* TASK STATEMENT *
Recast the records from the start through the line containing "show-hidden-icons-icon[interactable]: ^ (1052, 697, 1059, 713)" as a JSON list of strings, one string per line. Leave out blank lines.

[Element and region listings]
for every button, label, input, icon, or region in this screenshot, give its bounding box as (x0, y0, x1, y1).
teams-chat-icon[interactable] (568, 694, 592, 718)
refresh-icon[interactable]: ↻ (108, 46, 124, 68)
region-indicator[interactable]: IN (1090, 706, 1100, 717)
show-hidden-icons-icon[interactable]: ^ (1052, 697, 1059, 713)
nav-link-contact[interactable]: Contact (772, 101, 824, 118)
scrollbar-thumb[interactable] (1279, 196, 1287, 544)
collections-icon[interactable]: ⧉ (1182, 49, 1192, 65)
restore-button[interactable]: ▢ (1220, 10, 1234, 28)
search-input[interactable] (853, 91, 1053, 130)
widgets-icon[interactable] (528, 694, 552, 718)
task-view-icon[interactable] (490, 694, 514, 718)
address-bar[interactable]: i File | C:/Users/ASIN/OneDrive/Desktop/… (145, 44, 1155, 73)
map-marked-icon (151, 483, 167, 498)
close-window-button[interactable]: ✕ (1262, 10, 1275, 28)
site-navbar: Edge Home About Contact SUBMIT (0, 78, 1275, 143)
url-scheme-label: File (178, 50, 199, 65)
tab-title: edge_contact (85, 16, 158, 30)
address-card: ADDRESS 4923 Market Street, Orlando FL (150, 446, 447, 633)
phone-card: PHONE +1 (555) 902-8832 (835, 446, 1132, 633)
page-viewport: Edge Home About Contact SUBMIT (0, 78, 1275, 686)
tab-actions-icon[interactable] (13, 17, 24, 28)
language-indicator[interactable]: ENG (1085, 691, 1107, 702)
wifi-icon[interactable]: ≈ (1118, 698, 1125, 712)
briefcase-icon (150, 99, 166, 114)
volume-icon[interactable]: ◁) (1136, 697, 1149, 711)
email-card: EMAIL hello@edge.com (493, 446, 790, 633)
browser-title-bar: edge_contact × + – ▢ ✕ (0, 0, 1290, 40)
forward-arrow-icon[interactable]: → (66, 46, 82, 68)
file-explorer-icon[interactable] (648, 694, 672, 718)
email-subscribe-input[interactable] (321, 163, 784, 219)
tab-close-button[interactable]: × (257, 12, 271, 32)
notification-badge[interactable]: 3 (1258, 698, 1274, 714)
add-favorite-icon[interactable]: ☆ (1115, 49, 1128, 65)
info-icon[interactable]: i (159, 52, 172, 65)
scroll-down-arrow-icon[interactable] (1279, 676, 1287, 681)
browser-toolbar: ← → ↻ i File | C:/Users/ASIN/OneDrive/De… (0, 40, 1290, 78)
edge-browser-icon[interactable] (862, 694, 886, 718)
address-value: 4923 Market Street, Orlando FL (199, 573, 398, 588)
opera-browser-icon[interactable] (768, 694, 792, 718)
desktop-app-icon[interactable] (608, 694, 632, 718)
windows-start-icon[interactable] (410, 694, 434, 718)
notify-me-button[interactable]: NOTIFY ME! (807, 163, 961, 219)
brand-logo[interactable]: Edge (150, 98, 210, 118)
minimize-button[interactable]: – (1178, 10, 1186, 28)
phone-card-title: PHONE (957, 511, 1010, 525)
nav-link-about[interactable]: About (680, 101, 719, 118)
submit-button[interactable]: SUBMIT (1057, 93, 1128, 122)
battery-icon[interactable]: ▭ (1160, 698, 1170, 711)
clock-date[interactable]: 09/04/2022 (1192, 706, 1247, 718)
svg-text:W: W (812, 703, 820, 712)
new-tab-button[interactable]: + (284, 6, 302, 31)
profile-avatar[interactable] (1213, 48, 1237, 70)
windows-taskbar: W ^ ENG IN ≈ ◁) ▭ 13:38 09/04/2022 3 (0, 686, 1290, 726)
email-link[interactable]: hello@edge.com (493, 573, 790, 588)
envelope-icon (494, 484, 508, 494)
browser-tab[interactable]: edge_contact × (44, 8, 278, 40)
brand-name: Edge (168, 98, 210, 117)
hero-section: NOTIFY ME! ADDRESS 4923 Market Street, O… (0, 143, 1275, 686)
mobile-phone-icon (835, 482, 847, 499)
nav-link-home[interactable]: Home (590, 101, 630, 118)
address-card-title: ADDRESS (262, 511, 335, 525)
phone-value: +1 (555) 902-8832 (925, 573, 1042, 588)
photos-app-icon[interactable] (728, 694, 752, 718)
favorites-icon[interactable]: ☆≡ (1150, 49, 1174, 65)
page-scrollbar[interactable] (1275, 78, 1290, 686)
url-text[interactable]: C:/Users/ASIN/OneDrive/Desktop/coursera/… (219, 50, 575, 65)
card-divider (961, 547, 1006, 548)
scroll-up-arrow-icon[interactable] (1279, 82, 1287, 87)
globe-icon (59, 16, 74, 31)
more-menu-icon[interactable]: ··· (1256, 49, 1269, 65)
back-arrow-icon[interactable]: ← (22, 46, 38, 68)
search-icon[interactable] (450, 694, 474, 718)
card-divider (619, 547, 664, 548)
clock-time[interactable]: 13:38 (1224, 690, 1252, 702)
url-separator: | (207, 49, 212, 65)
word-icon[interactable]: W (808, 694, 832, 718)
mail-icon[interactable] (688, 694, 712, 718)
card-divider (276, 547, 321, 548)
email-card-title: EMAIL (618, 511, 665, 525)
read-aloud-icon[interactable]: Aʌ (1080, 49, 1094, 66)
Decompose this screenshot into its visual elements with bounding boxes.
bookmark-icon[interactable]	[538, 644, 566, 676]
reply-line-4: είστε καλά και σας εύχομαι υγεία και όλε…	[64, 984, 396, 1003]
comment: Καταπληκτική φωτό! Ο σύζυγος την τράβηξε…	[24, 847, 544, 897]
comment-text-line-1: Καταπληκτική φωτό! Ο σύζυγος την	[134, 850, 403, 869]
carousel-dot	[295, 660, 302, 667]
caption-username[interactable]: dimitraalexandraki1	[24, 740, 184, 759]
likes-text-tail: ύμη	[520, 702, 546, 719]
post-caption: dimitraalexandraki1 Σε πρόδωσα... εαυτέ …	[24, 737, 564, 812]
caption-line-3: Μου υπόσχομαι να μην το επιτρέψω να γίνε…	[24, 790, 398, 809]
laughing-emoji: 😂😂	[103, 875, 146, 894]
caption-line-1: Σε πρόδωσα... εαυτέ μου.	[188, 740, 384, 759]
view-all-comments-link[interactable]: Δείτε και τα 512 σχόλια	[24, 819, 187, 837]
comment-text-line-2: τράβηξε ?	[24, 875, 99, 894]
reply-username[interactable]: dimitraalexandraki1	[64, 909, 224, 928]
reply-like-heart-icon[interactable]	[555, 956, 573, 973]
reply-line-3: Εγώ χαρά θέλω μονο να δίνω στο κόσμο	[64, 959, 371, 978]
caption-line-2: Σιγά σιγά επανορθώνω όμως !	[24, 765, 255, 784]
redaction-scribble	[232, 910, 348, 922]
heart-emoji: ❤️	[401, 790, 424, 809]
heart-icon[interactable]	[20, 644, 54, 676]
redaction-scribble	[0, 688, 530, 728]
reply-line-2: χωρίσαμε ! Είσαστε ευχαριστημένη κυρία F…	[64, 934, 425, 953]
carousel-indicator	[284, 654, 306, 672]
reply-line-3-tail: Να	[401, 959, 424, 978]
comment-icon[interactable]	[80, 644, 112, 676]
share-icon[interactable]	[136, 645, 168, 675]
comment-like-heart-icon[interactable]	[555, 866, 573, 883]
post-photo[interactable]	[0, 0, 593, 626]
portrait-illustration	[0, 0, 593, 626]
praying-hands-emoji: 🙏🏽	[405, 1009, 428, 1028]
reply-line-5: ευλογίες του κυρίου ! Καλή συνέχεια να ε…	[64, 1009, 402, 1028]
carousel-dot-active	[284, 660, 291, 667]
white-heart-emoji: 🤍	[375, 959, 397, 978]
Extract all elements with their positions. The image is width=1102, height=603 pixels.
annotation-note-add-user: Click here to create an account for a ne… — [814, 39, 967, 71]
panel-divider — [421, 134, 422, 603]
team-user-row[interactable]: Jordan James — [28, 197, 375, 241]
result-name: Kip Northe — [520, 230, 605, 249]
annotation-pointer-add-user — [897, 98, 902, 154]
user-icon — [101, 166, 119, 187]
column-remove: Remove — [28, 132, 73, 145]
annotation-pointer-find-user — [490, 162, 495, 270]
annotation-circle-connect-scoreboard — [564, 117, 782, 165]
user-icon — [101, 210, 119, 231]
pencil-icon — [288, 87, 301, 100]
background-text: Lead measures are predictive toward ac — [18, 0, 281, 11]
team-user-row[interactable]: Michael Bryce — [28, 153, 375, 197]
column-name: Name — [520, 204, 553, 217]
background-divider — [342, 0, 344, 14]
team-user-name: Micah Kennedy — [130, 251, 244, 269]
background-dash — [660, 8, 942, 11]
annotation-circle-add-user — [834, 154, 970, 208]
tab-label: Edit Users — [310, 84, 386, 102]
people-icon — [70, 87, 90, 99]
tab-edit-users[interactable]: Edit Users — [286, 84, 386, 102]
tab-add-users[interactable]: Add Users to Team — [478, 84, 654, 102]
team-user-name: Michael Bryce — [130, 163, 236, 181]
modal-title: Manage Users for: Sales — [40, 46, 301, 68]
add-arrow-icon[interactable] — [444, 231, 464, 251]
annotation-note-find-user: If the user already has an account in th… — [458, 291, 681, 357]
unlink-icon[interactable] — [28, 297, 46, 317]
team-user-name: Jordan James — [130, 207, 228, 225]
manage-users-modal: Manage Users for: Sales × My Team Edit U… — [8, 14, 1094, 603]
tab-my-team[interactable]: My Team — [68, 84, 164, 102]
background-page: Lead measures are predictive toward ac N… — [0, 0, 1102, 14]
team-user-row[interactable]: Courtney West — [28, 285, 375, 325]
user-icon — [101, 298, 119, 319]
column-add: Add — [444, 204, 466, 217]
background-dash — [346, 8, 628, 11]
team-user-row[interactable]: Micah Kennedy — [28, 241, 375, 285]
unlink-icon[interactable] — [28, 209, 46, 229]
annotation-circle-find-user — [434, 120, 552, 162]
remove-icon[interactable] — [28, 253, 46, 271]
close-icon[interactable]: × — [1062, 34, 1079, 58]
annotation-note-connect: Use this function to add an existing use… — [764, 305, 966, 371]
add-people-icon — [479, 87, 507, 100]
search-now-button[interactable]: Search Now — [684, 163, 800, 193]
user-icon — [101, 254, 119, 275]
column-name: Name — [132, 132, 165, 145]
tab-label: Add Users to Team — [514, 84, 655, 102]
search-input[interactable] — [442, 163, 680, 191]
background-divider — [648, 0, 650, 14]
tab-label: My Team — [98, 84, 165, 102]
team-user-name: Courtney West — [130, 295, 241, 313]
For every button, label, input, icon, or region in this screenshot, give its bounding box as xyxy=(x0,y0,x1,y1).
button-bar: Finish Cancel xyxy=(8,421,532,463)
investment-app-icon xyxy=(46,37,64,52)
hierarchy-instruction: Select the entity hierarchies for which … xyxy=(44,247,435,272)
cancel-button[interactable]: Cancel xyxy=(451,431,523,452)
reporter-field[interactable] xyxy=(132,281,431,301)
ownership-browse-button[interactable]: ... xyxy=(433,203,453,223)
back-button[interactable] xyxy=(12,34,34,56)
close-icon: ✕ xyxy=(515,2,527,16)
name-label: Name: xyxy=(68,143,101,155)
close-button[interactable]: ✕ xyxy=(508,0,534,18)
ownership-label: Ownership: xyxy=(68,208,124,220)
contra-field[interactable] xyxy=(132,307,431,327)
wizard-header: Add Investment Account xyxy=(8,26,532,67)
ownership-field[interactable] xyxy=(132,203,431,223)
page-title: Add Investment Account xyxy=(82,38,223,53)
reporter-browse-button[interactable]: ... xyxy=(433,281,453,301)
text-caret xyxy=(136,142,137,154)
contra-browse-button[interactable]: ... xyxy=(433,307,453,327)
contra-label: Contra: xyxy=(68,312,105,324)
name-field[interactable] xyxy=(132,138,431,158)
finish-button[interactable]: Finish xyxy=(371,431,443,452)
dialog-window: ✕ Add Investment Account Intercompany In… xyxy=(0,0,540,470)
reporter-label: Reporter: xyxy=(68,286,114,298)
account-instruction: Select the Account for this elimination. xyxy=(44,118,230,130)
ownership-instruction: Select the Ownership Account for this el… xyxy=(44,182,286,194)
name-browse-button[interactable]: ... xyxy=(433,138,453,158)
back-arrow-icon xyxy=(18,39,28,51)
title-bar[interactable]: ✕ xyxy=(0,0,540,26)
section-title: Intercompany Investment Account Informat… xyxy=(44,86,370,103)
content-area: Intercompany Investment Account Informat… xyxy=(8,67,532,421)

* EXERCISE OUTPUT *
[
  "for every button, label, input, icon, or region in this screenshot, give its bounding box as (x0, y0, x1, y1).",
  "teams-chat-icon[interactable] (568, 694, 592, 718)",
  "refresh-icon[interactable]: ↻ (108, 46, 124, 68)",
  "region-indicator[interactable]: IN (1090, 706, 1100, 717)",
  "show-hidden-icons-icon[interactable]: ^ (1052, 697, 1059, 713)"
]